** start **
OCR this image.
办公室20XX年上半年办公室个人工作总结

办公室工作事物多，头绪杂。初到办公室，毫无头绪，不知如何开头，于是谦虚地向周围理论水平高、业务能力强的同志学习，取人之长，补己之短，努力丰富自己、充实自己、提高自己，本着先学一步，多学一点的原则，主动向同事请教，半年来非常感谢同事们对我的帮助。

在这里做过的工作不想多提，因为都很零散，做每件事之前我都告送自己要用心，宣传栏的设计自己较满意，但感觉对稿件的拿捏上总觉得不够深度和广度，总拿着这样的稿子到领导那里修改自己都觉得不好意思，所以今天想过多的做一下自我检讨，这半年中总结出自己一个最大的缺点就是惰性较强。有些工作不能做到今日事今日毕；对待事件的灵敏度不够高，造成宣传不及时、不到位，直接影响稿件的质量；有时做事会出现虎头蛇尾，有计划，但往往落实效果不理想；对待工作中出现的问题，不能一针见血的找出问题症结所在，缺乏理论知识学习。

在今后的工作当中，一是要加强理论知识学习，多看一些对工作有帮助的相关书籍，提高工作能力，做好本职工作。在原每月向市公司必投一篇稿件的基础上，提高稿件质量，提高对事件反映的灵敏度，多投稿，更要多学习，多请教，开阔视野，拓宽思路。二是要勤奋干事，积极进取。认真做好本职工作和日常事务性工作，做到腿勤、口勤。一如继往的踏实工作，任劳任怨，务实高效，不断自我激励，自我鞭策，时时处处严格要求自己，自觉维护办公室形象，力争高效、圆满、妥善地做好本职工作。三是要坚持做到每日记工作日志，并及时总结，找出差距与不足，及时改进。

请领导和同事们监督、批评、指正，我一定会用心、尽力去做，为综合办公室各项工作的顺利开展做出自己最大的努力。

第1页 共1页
** end **
**Instructions for the task:**
The records above are to be copied in full, exactly as written.

**Complete output:**
OCR this image.
办公室20XX年上半年办公室个人工作总结

办公室工作事物多，头绪杂。初到办公室，毫无头绪，不知如何开头，于是谦虚地向周围理论水平高、业务能力强的同志学习，取人之长，补己之短，努力丰富自己、充实自己、提高自己，本着先学一步，多学一点的原则，主动向同事请教，半年来非常感谢同事们对我的帮助。

在这里做过的工作不想多提，因为都很零散，做每件事之前我都告送自己要用心，宣传栏的设计自己较满意，但感觉对稿件的拿捏上总觉得不够深度和广度，总拿着这样的稿子到领导那里修改自己都觉得不好意思，所以今天想过多的做一下自我检讨，这半年中总结出自己一个最大的缺点就是惰性较强。有些工作不能做到今日事今日毕；对待事件的灵敏度不够高，造成宣传不及时、不到位，直接影响稿件的质量；有时做事会出现虎头蛇尾，有计划，但往往落实效果不理想；对待工作中出现的问题，不能一针见血的找出问题症结所在，缺乏理论知识学习。

在今后的工作当中，一是要加强理论知识学习，多看一些对工作有帮助的相关书籍，提高工作能力，做好本职工作。在原每月向市公司必投一篇稿件的基础上，提高稿件质量，提高对事件反映的灵敏度，多投稿，更要多学习，多请教，开阔视野，拓宽思路。二是要勤奋干事，积极进取。认真做好本职工作和日常事务性工作，做到腿勤、口勤。一如继往的踏实工作，任劳任怨，务实高效，不断自我激励，自我鞭策，时时处处严格要求自己，自觉维护办公室形象，力争高效、圆满、妥善地做好本职工作。三是要坚持做到每日记工作日志，并及时总结，找出差距与不足，及时改进。

请领导和同事们监督、批评、指正，我一定会用心、尽力去做，为综合办公室各项工作的顺利开展做出自己最大的努力。

第1页 共1页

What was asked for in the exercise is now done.